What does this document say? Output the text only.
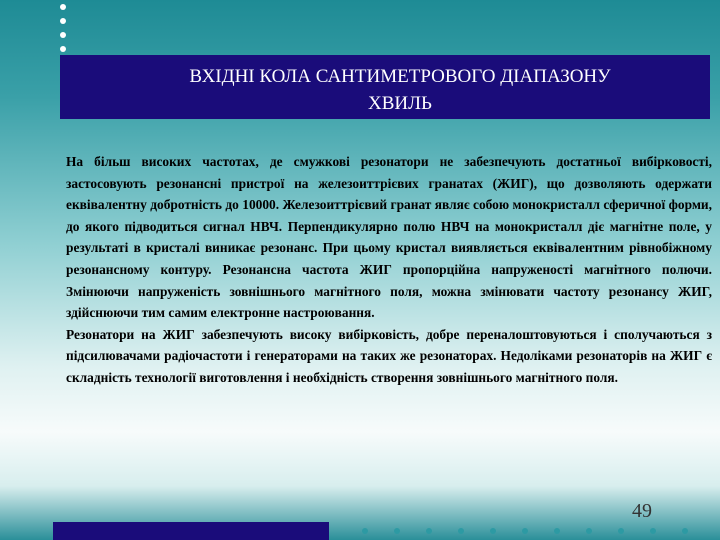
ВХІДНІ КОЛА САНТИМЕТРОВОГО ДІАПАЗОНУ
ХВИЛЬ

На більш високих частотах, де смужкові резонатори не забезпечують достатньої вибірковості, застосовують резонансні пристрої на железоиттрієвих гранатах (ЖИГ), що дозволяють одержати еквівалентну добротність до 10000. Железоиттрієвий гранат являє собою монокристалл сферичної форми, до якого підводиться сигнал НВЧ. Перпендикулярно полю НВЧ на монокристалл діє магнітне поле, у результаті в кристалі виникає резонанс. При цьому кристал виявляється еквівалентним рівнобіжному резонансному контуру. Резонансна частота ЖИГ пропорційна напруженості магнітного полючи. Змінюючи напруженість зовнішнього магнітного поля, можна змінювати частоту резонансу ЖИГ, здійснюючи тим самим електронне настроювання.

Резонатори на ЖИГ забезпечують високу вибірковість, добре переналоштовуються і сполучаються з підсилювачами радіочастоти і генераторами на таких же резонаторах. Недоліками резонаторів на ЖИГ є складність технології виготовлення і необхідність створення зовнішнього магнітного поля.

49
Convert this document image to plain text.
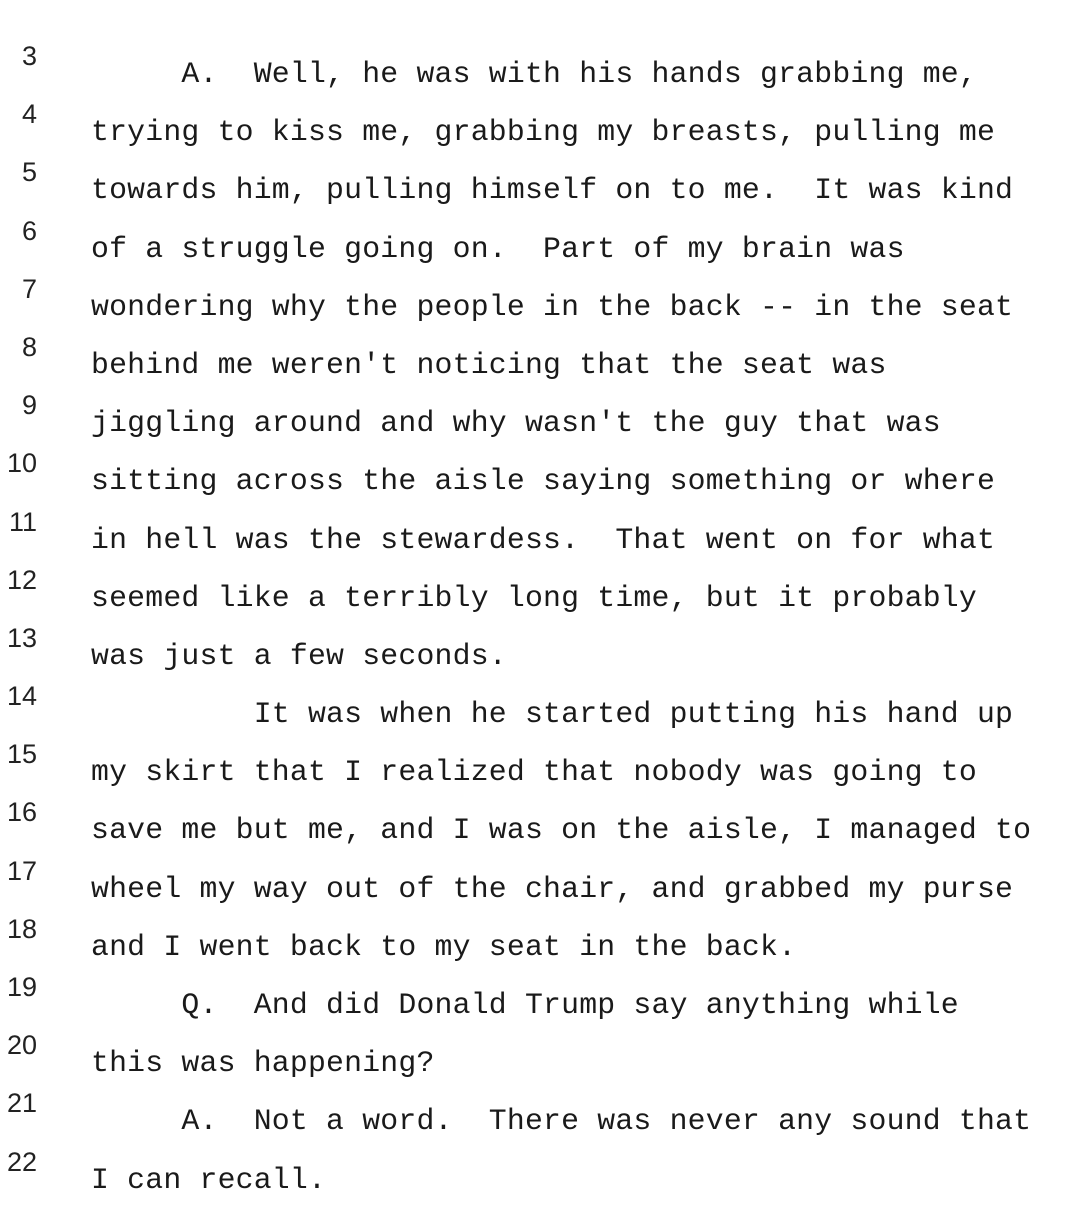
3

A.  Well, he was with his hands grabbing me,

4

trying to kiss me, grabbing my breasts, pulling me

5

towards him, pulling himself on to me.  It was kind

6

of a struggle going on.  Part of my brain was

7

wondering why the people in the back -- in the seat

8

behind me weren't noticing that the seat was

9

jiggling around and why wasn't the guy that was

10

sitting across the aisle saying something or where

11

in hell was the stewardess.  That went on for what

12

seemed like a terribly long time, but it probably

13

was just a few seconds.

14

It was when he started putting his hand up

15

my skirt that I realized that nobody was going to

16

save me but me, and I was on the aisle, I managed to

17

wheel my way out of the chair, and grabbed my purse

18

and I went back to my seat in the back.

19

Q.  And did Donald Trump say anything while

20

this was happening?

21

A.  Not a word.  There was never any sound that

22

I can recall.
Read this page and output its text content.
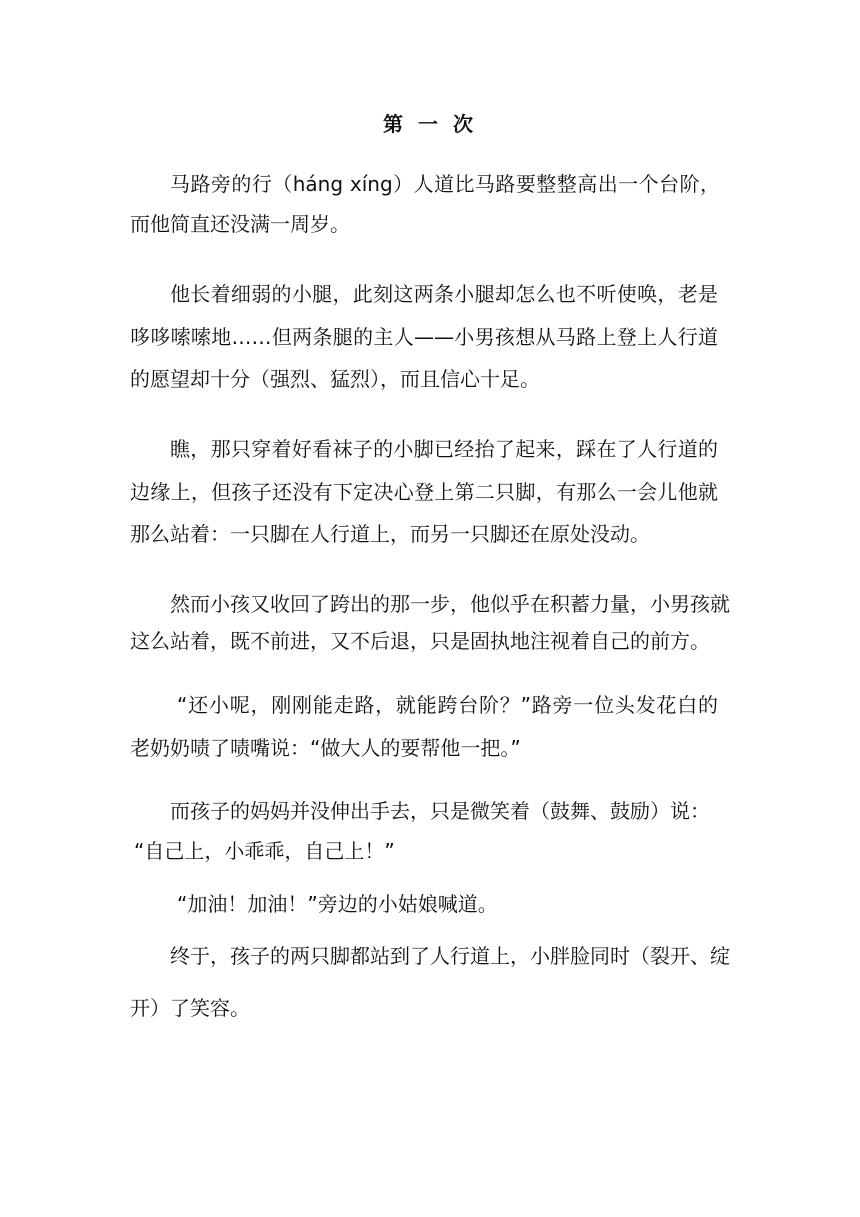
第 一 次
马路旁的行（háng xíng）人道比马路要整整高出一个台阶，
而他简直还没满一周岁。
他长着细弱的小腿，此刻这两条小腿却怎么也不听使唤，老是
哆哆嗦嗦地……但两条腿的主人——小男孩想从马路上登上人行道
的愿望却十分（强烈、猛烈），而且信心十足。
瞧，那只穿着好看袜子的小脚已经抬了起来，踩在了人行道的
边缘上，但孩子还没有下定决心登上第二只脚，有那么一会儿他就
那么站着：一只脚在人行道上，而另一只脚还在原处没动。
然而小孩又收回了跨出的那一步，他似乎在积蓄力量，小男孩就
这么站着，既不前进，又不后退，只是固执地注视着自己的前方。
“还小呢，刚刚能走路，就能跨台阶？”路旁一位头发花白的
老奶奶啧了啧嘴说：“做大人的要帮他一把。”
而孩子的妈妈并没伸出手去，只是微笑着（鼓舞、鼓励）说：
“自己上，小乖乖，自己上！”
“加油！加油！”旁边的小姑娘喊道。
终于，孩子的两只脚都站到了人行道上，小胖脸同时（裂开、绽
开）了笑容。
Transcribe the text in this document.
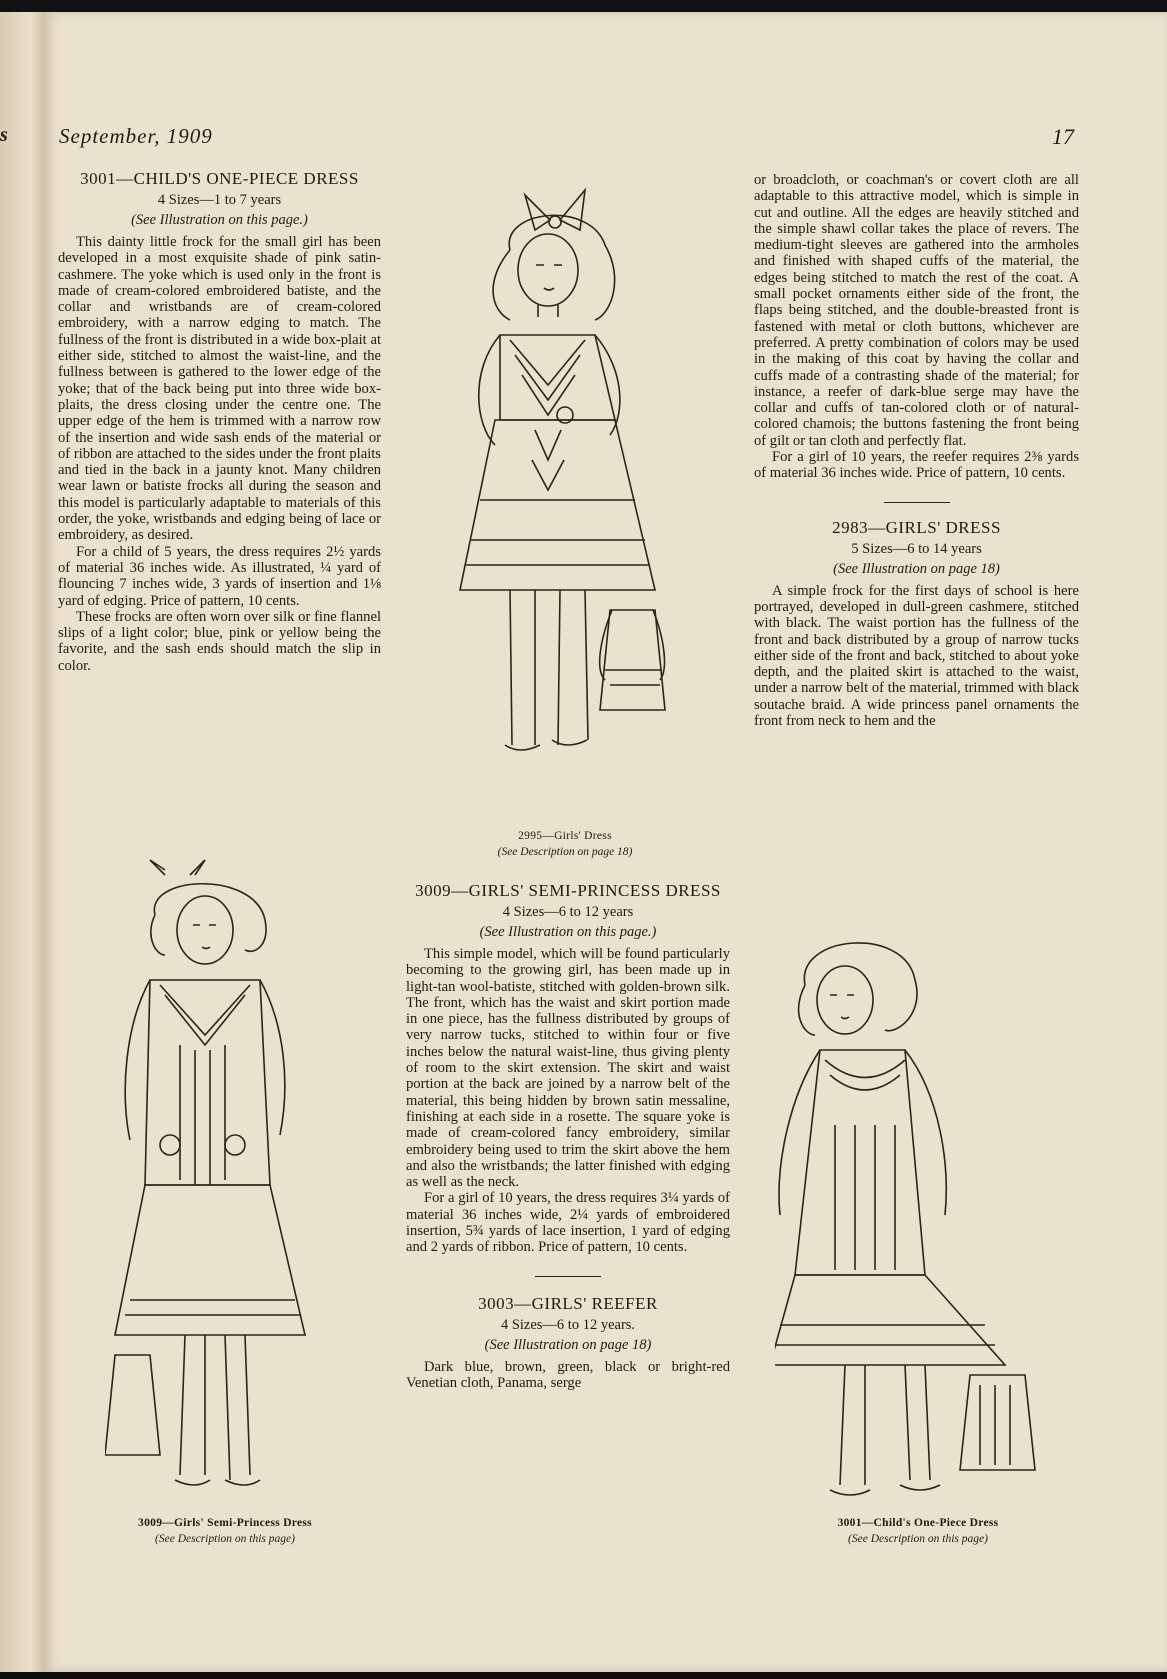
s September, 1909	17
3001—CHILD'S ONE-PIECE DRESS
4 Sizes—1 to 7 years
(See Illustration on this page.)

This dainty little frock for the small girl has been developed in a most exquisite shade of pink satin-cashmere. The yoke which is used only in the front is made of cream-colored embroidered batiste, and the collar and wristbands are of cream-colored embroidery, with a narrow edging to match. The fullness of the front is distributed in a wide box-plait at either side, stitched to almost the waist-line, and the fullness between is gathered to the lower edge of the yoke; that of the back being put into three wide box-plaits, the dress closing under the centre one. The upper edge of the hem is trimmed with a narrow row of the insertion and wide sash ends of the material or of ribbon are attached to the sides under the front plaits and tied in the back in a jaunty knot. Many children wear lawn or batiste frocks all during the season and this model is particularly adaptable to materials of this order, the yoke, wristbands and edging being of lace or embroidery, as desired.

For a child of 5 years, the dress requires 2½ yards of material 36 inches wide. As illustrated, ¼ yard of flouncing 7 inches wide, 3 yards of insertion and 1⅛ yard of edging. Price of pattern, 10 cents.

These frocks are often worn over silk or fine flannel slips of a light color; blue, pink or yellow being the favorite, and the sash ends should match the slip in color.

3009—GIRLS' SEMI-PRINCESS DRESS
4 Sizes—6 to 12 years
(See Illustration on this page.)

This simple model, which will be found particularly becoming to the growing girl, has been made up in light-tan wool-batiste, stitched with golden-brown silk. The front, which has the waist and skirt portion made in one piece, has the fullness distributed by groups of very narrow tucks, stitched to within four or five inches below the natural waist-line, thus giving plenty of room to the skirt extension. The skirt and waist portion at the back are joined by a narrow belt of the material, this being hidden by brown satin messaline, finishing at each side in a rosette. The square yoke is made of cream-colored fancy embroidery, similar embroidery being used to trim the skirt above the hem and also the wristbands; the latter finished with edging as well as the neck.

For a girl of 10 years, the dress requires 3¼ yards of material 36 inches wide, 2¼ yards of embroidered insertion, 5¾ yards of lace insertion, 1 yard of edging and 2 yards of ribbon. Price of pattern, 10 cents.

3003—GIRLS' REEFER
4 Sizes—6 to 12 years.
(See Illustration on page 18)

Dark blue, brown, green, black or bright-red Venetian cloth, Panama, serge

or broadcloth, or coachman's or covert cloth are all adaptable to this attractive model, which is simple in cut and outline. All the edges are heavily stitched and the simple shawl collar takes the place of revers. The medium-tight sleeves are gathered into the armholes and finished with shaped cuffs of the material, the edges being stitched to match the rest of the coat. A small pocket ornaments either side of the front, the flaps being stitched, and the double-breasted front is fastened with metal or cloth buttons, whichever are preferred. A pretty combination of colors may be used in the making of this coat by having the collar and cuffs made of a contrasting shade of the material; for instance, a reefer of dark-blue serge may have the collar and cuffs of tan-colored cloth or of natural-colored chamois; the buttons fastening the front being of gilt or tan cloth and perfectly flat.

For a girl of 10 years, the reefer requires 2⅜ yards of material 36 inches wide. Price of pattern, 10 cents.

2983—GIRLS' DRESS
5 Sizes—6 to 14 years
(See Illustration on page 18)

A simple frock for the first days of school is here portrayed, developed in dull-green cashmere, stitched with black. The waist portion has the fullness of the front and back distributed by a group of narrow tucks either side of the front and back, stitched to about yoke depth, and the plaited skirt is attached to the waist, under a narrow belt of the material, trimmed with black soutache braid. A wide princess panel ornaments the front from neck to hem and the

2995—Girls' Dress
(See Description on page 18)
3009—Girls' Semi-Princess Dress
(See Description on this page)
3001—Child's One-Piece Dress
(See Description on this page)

Exercise details: Where a line above holds the string "light", show that line.

In response:
These frocks are often worn over silk or fine flannel slips of a light color; blue, pink or yellow being the favorite, and the sash ends should match the slip in color.
This simple model, which will be found particularly becoming to the growing girl, has been made up in light-tan wool-batiste, stitched with golden-brown silk. The front, which has the waist and skirt portion made in one piece, has the fullness distributed by groups of very narrow tucks, stitched to within four or five inches below the natural waist-line, thus giving plenty of room to the skirt extension. The skirt and waist portion at the back are joined by a narrow belt of the material, this being hidden by brown satin messaline, finishing at each side in a rosette. The square yoke is made of cream-colored fancy embroidery, similar embroidery being used to trim the skirt above the hem and also the wristbands; the latter finished with edging as well as the neck.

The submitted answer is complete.